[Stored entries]
####
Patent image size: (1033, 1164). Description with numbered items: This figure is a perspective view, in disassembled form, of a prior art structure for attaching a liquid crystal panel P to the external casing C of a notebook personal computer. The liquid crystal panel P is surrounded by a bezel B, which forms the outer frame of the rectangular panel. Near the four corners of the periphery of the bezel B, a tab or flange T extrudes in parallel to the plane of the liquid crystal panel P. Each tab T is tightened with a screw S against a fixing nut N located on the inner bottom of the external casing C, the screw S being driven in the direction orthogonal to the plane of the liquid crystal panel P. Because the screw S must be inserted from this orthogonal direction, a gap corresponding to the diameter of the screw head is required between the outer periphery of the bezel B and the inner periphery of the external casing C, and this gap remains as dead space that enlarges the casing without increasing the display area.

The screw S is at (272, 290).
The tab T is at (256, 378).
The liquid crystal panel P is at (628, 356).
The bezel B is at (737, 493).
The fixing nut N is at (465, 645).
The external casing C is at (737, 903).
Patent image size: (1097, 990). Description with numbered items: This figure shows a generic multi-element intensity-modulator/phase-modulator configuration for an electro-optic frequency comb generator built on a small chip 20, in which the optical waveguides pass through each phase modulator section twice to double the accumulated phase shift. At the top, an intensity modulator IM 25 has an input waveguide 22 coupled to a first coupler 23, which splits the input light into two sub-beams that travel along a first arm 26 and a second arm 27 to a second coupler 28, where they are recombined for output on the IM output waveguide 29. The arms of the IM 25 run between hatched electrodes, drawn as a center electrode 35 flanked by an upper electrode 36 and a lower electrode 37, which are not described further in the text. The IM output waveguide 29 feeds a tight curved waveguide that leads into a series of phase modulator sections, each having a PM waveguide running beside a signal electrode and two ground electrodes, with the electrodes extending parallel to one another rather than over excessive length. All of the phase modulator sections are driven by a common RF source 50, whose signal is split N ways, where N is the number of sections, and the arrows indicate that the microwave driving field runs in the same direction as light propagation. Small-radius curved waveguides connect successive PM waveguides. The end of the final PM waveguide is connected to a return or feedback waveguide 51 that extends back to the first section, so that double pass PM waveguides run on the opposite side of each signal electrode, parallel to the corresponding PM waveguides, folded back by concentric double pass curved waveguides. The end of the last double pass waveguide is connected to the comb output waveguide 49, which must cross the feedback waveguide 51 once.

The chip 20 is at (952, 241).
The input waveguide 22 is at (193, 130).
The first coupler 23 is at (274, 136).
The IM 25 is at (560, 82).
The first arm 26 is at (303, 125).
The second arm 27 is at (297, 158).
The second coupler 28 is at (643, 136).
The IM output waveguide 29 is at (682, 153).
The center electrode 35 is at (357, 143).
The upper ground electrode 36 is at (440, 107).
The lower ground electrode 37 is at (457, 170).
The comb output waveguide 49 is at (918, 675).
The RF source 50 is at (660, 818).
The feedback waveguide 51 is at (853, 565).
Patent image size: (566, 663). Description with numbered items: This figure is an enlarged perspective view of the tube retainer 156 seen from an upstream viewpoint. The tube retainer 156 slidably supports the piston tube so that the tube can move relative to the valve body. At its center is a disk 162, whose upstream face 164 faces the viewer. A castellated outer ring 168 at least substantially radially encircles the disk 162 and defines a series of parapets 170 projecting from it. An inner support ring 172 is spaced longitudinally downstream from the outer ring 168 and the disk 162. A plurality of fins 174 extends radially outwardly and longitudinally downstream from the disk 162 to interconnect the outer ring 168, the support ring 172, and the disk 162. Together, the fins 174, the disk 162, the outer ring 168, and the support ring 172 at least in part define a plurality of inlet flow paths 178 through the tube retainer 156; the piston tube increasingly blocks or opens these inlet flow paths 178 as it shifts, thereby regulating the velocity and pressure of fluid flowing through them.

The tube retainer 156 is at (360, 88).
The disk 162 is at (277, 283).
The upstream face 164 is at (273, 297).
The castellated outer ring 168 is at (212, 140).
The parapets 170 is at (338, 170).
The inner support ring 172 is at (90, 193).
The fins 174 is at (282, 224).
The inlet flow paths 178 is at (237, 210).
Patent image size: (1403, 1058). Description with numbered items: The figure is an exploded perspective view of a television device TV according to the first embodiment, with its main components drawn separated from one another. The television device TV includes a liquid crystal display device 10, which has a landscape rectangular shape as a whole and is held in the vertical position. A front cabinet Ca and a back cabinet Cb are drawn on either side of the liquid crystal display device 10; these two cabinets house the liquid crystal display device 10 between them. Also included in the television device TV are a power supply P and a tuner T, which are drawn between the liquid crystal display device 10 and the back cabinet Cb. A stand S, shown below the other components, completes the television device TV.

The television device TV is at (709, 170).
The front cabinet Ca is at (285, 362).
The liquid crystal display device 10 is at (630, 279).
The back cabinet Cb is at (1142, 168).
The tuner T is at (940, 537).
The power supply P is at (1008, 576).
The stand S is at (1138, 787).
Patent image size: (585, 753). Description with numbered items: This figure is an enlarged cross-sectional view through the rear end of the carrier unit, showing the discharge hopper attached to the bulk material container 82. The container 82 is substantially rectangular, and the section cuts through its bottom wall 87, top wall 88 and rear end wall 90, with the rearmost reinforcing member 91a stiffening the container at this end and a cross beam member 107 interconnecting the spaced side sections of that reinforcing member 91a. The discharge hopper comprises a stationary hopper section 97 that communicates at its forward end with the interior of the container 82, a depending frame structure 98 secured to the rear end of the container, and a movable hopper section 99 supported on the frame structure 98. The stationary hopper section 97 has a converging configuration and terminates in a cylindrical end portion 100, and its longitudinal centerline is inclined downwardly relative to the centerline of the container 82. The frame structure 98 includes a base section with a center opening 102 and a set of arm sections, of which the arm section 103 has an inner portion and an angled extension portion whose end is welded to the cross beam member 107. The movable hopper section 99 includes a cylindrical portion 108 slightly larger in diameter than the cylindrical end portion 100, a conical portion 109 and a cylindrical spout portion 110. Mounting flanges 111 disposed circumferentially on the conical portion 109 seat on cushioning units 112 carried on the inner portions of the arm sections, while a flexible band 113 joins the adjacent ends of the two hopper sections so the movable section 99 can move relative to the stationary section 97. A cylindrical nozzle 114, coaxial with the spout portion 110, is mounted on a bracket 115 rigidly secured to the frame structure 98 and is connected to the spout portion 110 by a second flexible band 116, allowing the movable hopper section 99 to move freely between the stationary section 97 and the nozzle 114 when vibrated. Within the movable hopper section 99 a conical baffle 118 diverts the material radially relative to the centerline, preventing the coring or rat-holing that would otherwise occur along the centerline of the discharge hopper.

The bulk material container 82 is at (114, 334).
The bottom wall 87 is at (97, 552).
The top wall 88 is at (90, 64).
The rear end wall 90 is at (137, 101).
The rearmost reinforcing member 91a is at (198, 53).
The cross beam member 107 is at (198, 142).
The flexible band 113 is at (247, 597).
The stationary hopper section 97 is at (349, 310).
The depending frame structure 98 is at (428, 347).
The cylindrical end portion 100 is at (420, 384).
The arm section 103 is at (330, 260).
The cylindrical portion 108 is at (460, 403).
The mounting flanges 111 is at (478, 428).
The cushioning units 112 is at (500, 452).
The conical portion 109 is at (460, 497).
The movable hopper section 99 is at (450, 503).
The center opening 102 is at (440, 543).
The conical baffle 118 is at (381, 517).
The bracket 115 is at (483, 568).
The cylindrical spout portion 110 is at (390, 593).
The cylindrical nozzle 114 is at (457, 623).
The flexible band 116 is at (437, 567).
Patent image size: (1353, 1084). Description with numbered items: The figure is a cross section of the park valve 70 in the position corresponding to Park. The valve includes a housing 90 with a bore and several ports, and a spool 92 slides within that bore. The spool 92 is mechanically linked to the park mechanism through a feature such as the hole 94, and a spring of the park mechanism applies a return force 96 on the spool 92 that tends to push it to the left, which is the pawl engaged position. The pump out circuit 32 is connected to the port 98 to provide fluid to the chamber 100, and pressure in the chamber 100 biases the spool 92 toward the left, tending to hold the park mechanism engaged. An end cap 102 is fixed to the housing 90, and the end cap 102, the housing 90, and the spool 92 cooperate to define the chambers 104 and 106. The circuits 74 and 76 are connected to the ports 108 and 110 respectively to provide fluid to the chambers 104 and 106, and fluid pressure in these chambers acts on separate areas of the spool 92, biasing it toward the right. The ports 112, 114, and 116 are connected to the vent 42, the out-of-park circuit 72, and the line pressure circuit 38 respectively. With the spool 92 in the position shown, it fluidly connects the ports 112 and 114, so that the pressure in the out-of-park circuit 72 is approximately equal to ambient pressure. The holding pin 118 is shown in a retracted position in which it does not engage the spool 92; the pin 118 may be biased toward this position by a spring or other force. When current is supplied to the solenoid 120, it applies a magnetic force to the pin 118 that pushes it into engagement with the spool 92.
####
> _Exercise_
Output again, character for character, the items between the line holding "Patent image size: (1403, 1058)." and the line holding "The front cabinet Ca is at (285, 362).", inclusive.

> _Written answer_
Patent image size: (1403, 1058). Description with numbered items: The figure is an exploded perspective view of a television device TV according to the first embodiment, with its main components drawn separated from one another. The television device TV includes a liquid crystal display device 10, which has a landscape rectangular shape as a whole and is held in the vertical position. A front cabinet Ca and a back cabinet Cb are drawn on either side of the liquid crystal display device 10; these two cabinets house the liquid crystal display device 10 between them. Also included in the television device TV are a power supply P and a tuner T, which are drawn between the liquid crystal display device 10 and the back cabinet Cb. A stand S, shown below the other components, completes the television device TV.

The television device TV is at (709, 170).
The front cabinet Ca is at (285, 362).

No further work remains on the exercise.